Read the records below. Copy each line where the string "color" occurs.

>> BEGIN Available records

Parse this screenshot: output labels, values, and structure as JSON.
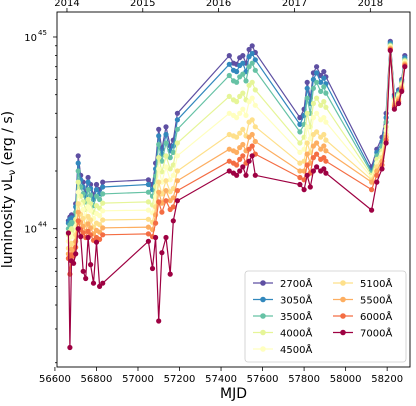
{
  "chart_data": {
    "type": "line",
    "xlabel": "MJD",
    "ylabel": "luminosity νL",
    "ylabel_sub": "ν",
    "ylabel_unit": "(erg / s)",
    "y_scale": "log",
    "xlim": [
      56610,
      58310
    ],
    "ylim": [
      1.9e+43,
      1.35e+45
    ],
    "x_ticks": [
      56600,
      56800,
      57000,
      57200,
      57400,
      57600,
      57800,
      58000,
      58200
    ],
    "y_ticks": [
      {
        "value": 1e+44,
        "label": "10",
        "exp": "44"
      },
      {
        "value": 1e+45,
        "label": "10",
        "exp": "45"
      }
    ],
    "top_axis_ticks": [
      {
        "label": "2014",
        "mjd": 56658
      },
      {
        "label": "2015",
        "mjd": 57023
      },
      {
        "label": "2016",
        "mjd": 57388
      },
      {
        "label": "2017",
        "mjd": 57754
      },
      {
        "label": "2018",
        "mjd": 58119
      }
    ],
    "grid": false,
    "legend_position": "lower-right",
    "x": [
      56665,
      56672,
      56680,
      56690,
      56700,
      56712,
      56724,
      56736,
      56748,
      56760,
      56772,
      56786,
      56800,
      56815,
      56830,
      57050,
      57070,
      57085,
      57100,
      57115,
      57135,
      57155,
      57170,
      57190,
      57440,
      57460,
      57475,
      57490,
      57505,
      57520,
      57535,
      57550,
      57565,
      57780,
      57800,
      57815,
      57830,
      57845,
      57860,
      57880,
      57895,
      57905,
      58125,
      58150,
      58175,
      58195,
      58215,
      58235,
      58255,
      58270,
      58285
    ],
    "series": [
      {
        "name": "2700Å",
        "color": "#5e4fa2",
        "values": [
          1.1e+44,
          1.15e+44,
          1.18e+44,
          1.15e+44,
          1.35e+44,
          2.4e+44,
          1.9e+44,
          1.75e+44,
          1.55e+44,
          1.85e+44,
          1.7e+44,
          1.5e+44,
          1.7e+44,
          1.6e+44,
          1.75e+44,
          1.8e+44,
          1.7e+44,
          2.2e+44,
          3.3e+44,
          2.6e+44,
          3.4e+44,
          2.7e+44,
          2.9e+44,
          4e+44,
          8e+44,
          7.3e+44,
          7.2e+44,
          7.8e+44,
          8e+44,
          7.3e+44,
          8.6e+44,
          9e+44,
          8.3e+44,
          3.8e+44,
          4.2e+44,
          5.8e+44,
          4.8e+44,
          6.5e+44,
          7e+44,
          6.3e+44,
          6.6e+44,
          6.2e+44,
          2.1e+44,
          2.6e+44,
          3e+44,
          4e+44,
          9.5e+44,
          5e+44,
          5.3e+44,
          6e+44,
          8e+44
        ]
      },
      {
        "name": "3050Å",
        "color": "#3288bd",
        "values": [
          1.07e+44,
          1.12e+44,
          1.14e+44,
          1.12e+44,
          1.3e+44,
          2.2e+44,
          1.8e+44,
          1.65e+44,
          1.48e+44,
          1.75e+44,
          1.62e+44,
          1.42e+44,
          1.6e+44,
          1.52e+44,
          1.65e+44,
          1.7e+44,
          1.6e+44,
          2.05e+44,
          3.05e+44,
          2.45e+44,
          3.1e+44,
          2.55e+44,
          2.7e+44,
          3.7e+44,
          7.2e+44,
          6.7e+44,
          6.6e+44,
          7.1e+44,
          7.3e+44,
          6.6e+44,
          7.9e+44,
          8.2e+44,
          7.6e+44,
          3.5e+44,
          3.9e+44,
          5.4e+44,
          4.5e+44,
          6e+44,
          6.5e+44,
          5.8e+44,
          6.1e+44,
          5.7e+44,
          2e+44,
          2.5e+44,
          2.85e+44,
          3.8e+44,
          9.3e+44,
          4.9e+44,
          5.2e+44,
          5.9e+44,
          7.8e+44
        ]
      },
      {
        "name": "3500Å",
        "color": "#66c2a5",
        "values": [
          1e+44,
          1.05e+44,
          1.08e+44,
          1.06e+44,
          1.22e+44,
          2e+44,
          1.65e+44,
          1.52e+44,
          1.38e+44,
          1.6e+44,
          1.5e+44,
          1.32e+44,
          1.48e+44,
          1.42e+44,
          1.52e+44,
          1.55e+44,
          1.48e+44,
          1.88e+44,
          2.75e+44,
          2.25e+44,
          2.8e+44,
          2.35e+44,
          2.5e+44,
          3.3e+44,
          6.3e+44,
          5.9e+44,
          5.8e+44,
          6.2e+44,
          6.4e+44,
          5.9e+44,
          7e+44,
          7.3e+44,
          6.7e+44,
          3.2e+44,
          3.5e+44,
          4.8e+44,
          4e+44,
          5.4e+44,
          5.8e+44,
          5.2e+44,
          5.5e+44,
          5.1e+44,
          1.95e+44,
          2.4e+44,
          2.7e+44,
          3.6e+44,
          9.1e+44,
          4.8e+44,
          5.1e+44,
          5.8e+44,
          7.6e+44
        ]
      },
      {
        "name": "4000Å",
        "color": "#e6f598",
        "values": [
          9.3e+43,
          9.7e+43,
          1e+44,
          9.8e+43,
          1.12e+44,
          1.75e+44,
          1.48e+44,
          1.38e+44,
          1.26e+44,
          1.42e+44,
          1.35e+44,
          1.22e+44,
          1.32e+44,
          1.28e+44,
          1.36e+44,
          1.38e+44,
          1.33e+44,
          1.66e+44,
          2.35e+44,
          1.98e+44,
          2.4e+44,
          2.05e+44,
          2.15e+44,
          2.8e+44,
          4.9e+44,
          4.7e+44,
          4.6e+44,
          4.9e+44,
          5.1e+44,
          4.7e+44,
          5.6e+44,
          5.8e+44,
          5.3e+44,
          2.8e+44,
          3e+44,
          4e+44,
          3.4e+44,
          4.5e+44,
          4.8e+44,
          4.4e+44,
          4.6e+44,
          4.3e+44,
          1.9e+44,
          2.3e+44,
          2.55e+44,
          3.4e+44,
          9e+44,
          4.7e+44,
          5e+44,
          5.7e+44,
          7.5e+44
        ]
      },
      {
        "name": "4500Å",
        "color": "#ffffbf",
        "values": [
          8.6e+43,
          9e+43,
          9.3e+43,
          9.1e+43,
          1.03e+44,
          1.55e+44,
          1.34e+44,
          1.26e+44,
          1.16e+44,
          1.3e+44,
          1.24e+44,
          1.13e+44,
          1.2e+44,
          1.17e+44,
          1.24e+44,
          1.25e+44,
          1.21e+44,
          1.48e+44,
          2.05e+44,
          1.75e+44,
          2.1e+44,
          1.8e+44,
          1.9e+44,
          2.4e+44,
          4e+44,
          3.9e+44,
          3.8e+44,
          4e+44,
          4.2e+44,
          3.9e+44,
          4.6e+44,
          4.8e+44,
          4.4e+44,
          2.5e+44,
          2.6e+44,
          3.4e+44,
          2.95e+44,
          3.8e+44,
          4e+44,
          3.7e+44,
          3.8e+44,
          3.6e+44,
          1.85e+44,
          2.2e+44,
          2.45e+44,
          3.25e+44,
          8.9e+44,
          4.6e+44,
          4.9e+44,
          5.6e+44,
          7.4e+44
        ]
      },
      {
        "name": "5100Å",
        "color": "#fee08b",
        "values": [
          7.9e+43,
          8e+43,
          8.4e+43,
          8.3e+43,
          9.3e+43,
          1.35e+44,
          1.19e+44,
          1.13e+44,
          1.05e+44,
          1.16e+44,
          1.11e+44,
          1.02e+44,
          1.07e+44,
          1.05e+44,
          1.11e+44,
          1.12e+44,
          1.08e+44,
          1.3e+44,
          1.75e+44,
          1.52e+44,
          1.78e+44,
          1.56e+44,
          1.62e+44,
          2e+44,
          3.1e+44,
          3.05e+44,
          3e+44,
          3.15e+44,
          3.3e+44,
          3.05e+44,
          3.6e+44,
          3.7e+44,
          3.4e+44,
          2.2e+44,
          2.25e+44,
          2.8e+44,
          2.5e+44,
          3.1e+44,
          3.2e+44,
          3e+44,
          3.1e+44,
          2.9e+44,
          1.8e+44,
          2.1e+44,
          2.35e+44,
          3.1e+44,
          8.8e+44,
          4.5e+44,
          4.8e+44,
          5.5e+44,
          7.3e+44
        ]
      },
      {
        "name": "5500Å",
        "color": "#fdae61",
        "values": [
          7.4e+43,
          7e+43,
          7.8e+43,
          7.7e+43,
          8.6e+43,
          1.22e+44,
          1.08e+44,
          1.03e+44,
          9.7e+43,
          1.06e+44,
          1.01e+44,
          9.4e+43,
          9.8e+43,
          9.6e+43,
          1.01e+44,
          1.02e+44,
          9.9e+43,
          1.18e+44,
          1.55e+44,
          1.36e+44,
          1.58e+44,
          1.4e+44,
          1.45e+44,
          1.78e+44,
          2.6e+44,
          2.55e+44,
          2.5e+44,
          2.65e+44,
          2.75e+44,
          2.55e+44,
          3e+44,
          3.1e+44,
          2.85e+44,
          2e+44,
          2e+44,
          2.45e+44,
          2.2e+44,
          2.7e+44,
          2.8e+44,
          2.6e+44,
          2.7e+44,
          2.55e+44,
          1.75e+44,
          2e+44,
          2.25e+44,
          3e+44,
          8.7e+44,
          4.4e+44,
          4.7e+44,
          5.4e+44,
          7.2e+44
        ]
      },
      {
        "name": "6000Å",
        "color": "#f46d43",
        "values": [
          7e+43,
          5.8e+43,
          7.3e+43,
          7.2e+43,
          8e+43,
          1.1e+44,
          9.9e+43,
          9.5e+43,
          9e+43,
          9.7e+43,
          9.3e+43,
          8.7e+43,
          9e+43,
          8.8e+43,
          9.3e+43,
          9.4e+43,
          9.1e+43,
          1.07e+44,
          1.38e+44,
          1.22e+44,
          1.4e+44,
          1.26e+44,
          1.3e+44,
          1.58e+44,
          2.25e+44,
          2.2e+44,
          2.15e+44,
          2.3e+44,
          2.4e+44,
          2.2e+44,
          2.6e+44,
          2.7e+44,
          2.45e+44,
          1.85e+44,
          1.8e+44,
          2.15e+44,
          1.95e+44,
          2.35e+44,
          2.45e+44,
          2.3e+44,
          2.35e+44,
          2.25e+44,
          1.6e+44,
          1.9e+44,
          2.15e+44,
          2.9e+44,
          8.6e+44,
          4.3e+44,
          4.6e+44,
          5.3e+44,
          7.1e+44
        ]
      },
      {
        "name": "7000Å",
        "color": "#9e0142",
        "values": [
          9.5e+43,
          2.4e+43,
          6.8e+43,
          6.6e+43,
          7.4e+43,
          1e+44,
          9.1e+43,
          6e+43,
          5.5e+43,
          9e+43,
          6.5e+43,
          5.2e+43,
          8.5e+43,
          5e+43,
          5.2e+43,
          8.6e+43,
          6.2e+43,
          9e+43,
          3.3e+43,
          7.5e+43,
          9e+43,
          5.8e+43,
          1.1e+44,
          1.4e+44,
          2e+44,
          1.95e+44,
          1.9e+44,
          2e+44,
          2.1e+44,
          1.9e+44,
          2.25e+44,
          2.4e+44,
          1.9e+44,
          1.7e+44,
          1.6e+44,
          1.9e+44,
          1.65e+44,
          2e+44,
          2.1e+44,
          2e+44,
          2.05e+44,
          1.95e+44,
          1.25e+44,
          1.75e+44,
          2.05e+44,
          2.8e+44,
          8.5e+44,
          4.2e+44,
          4.5e+44,
          5.2e+44,
          7e+44
        ]
      }
    ]
  }
}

>> END Available records

» Expected answer
        "color": "#5e4fa2",
        "color": "#3288bd",
        "color": "#66c2a5",
        "color": "#e6f598",
        "color": "#ffffbf",
        "color": "#fee08b",
        "color": "#fdae61",
        "color": "#f46d43",
        "color": "#9e0142",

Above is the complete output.